--- WHAT TO WORK ON ---
Search the entries for the word "image" and pull out each line that has it.

--- DATA PROVIDED ---

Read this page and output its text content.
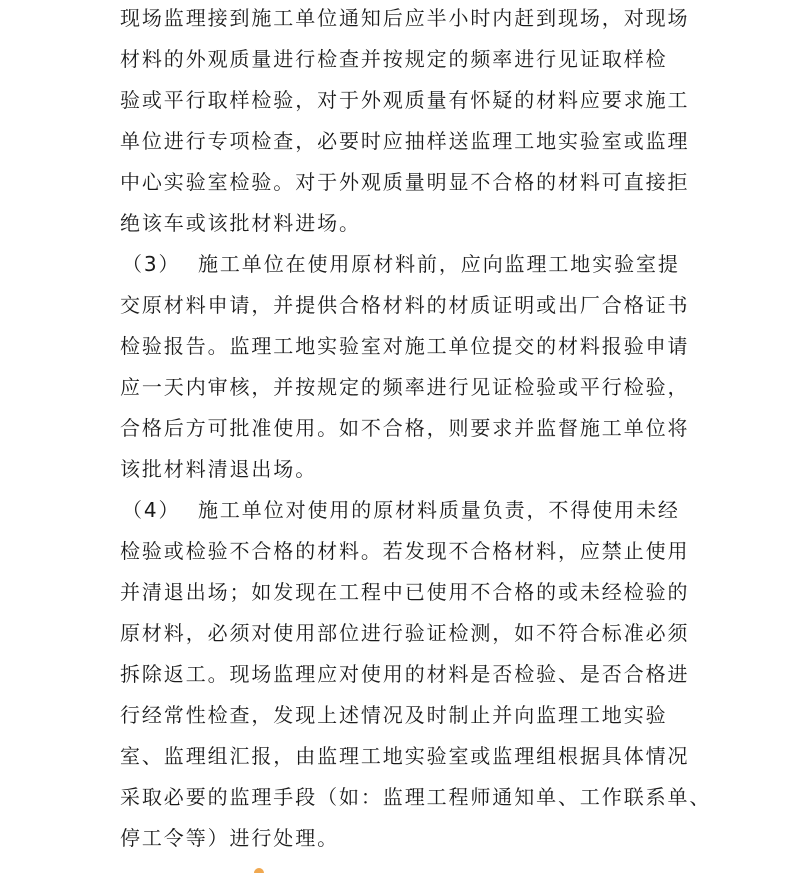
现场监理接到施工单位通知后应半小时内赶到现场，对现场
材料的外观质量进行检查并按规定的频率进行见证取样检
验或平行取样检验，对于外观质量有怀疑的材料应要求施工
单位进行专项检查，必要时应抽样送监理工地实验室或监理
中心实验室检验。对于外观质量明显不合格的材料可直接拒
绝该车或该批材料进场。
（3） 施工单位在使用原材料前，应向监理工地实验室提
交原材料申请，并提供合格材料的材质证明或出厂合格证书
检验报告。监理工地实验室对施工单位提交的材料报验申请
应一天内审核，并按规定的频率进行见证检验或平行检验，
合格后方可批准使用。如不合格，则要求并监督施工单位将
该批材料清退出场。
（4） 施工单位对使用的原材料质量负责，不得使用未经
检验或检验不合格的材料。若发现不合格材料，应禁止使用
并清退出场；如发现在工程中已使用不合格的或未经检验的
原材料，必须对使用部位进行验证检测，如不符合标准必须
拆除返工。现场监理应对使用的材料是否检验、是否合格进
行经常性检查，发现上述情况及时制止并向监理工地实验
室、监理组汇报，由监理工地实验室或监理组根据具体情况
采取必要的监理手段（如：监理工程师通知单、工作联系单、
停工令等）进行处理。
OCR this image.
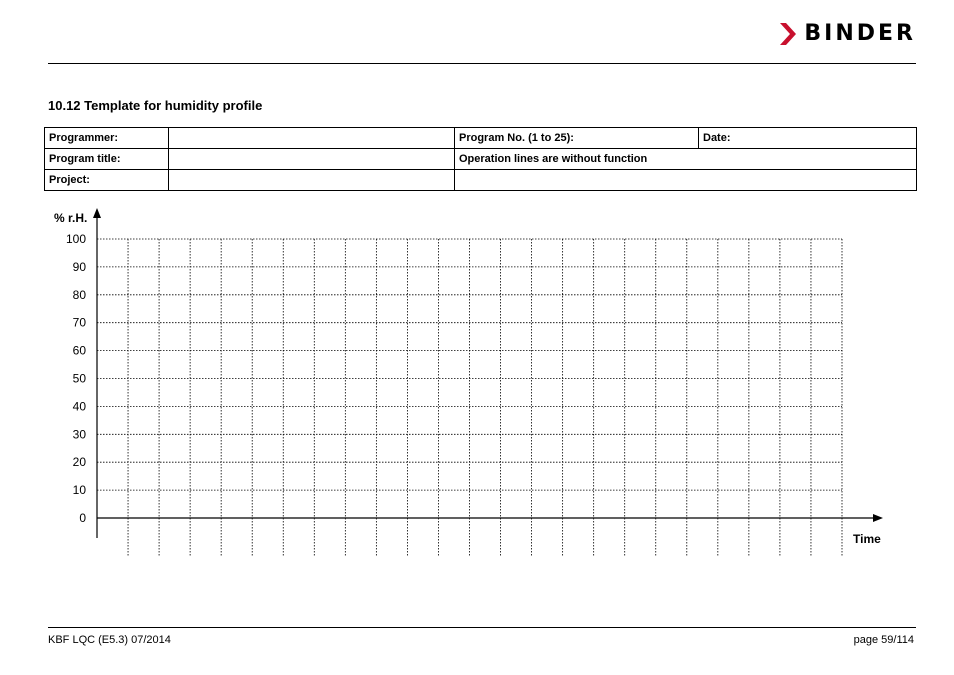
BINDER
10.12 Template for humidity profile
Programmer:		Program No. (1 to 25):	Date:
Program title:		Operation lines are without function	
Project:			
% r.H.
Time
0
10
20
30
40
50
60
70
80
90
100
KBF LQC (E5.3) 07/2014	page 59/114
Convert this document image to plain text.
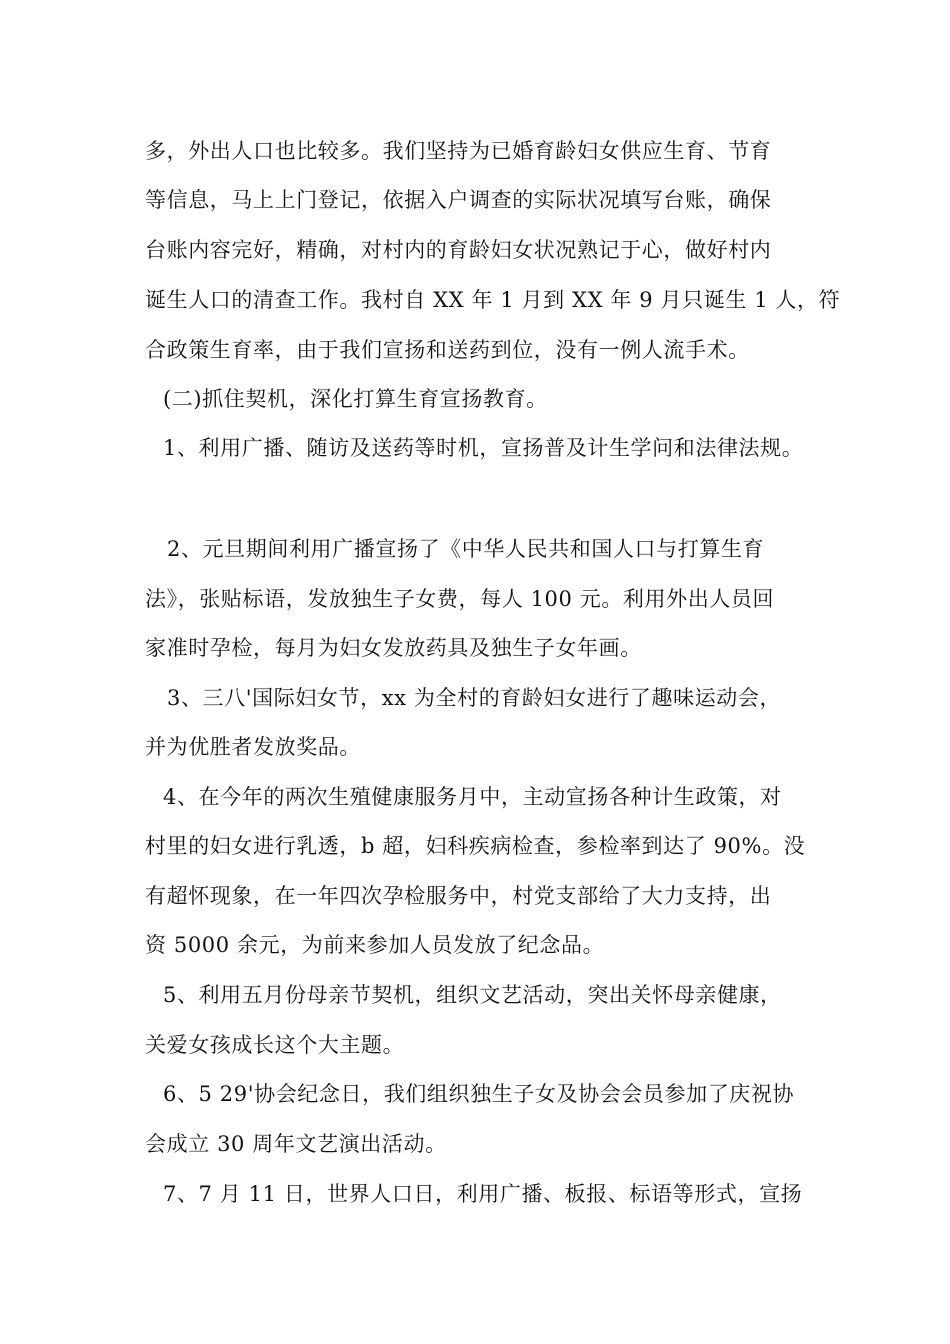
多，外出人口也比较多。我们坚持为已婚育龄妇女供应生育、节育
等信息，马上上门登记，依据入户调查的实际状况填写台账，确保
台账内容完好，精确，对村内的育龄妇女状况熟记于心，做好村内
诞生人口的清查工作。我村自 XX 年 1 月到 XX 年 9 月只诞生 1 人，符
合政策生育率，由于我们宣扬和送药到位，没有一例人流手术。
(二)抓住契机，深化打算生育宣扬教育。
1、利用广播、随访及送药等时机，宣扬普及计生学问和法律法规。
2、元旦期间利用广播宣扬了《中华人民共和国人口与打算生育
法》，张贴标语，发放独生子女费，每人 100 元。利用外出人员回
家准时孕检，每月为妇女发放药具及独生子女年画。
3、三八'国际妇女节，xx 为全村的育龄妇女进行了趣味运动会，
并为优胜者发放奖品。
4、在今年的两次生殖健康服务月中，主动宣扬各种计生政策，对
村里的妇女进行乳透，b 超，妇科疾病检查，参检率到达了 90%。没
有超怀现象，在一年四次孕检服务中，村党支部给了大力支持，出
资 5000 余元，为前来参加人员发放了纪念品。
5、利用五月份母亲节契机，组织文艺活动，突出关怀母亲健康，
关爱女孩成长这个大主题。
6、5 29'协会纪念日，我们组织独生子女及协会会员参加了庆祝协
会成立 30 周年文艺演出活动。
7、7 月 11 日，世界人口日，利用广播、板报、标语等形式，宣扬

--- OUTPUT OF THE EXERCISE ---
OCR this image.
Convert this document image to plain text.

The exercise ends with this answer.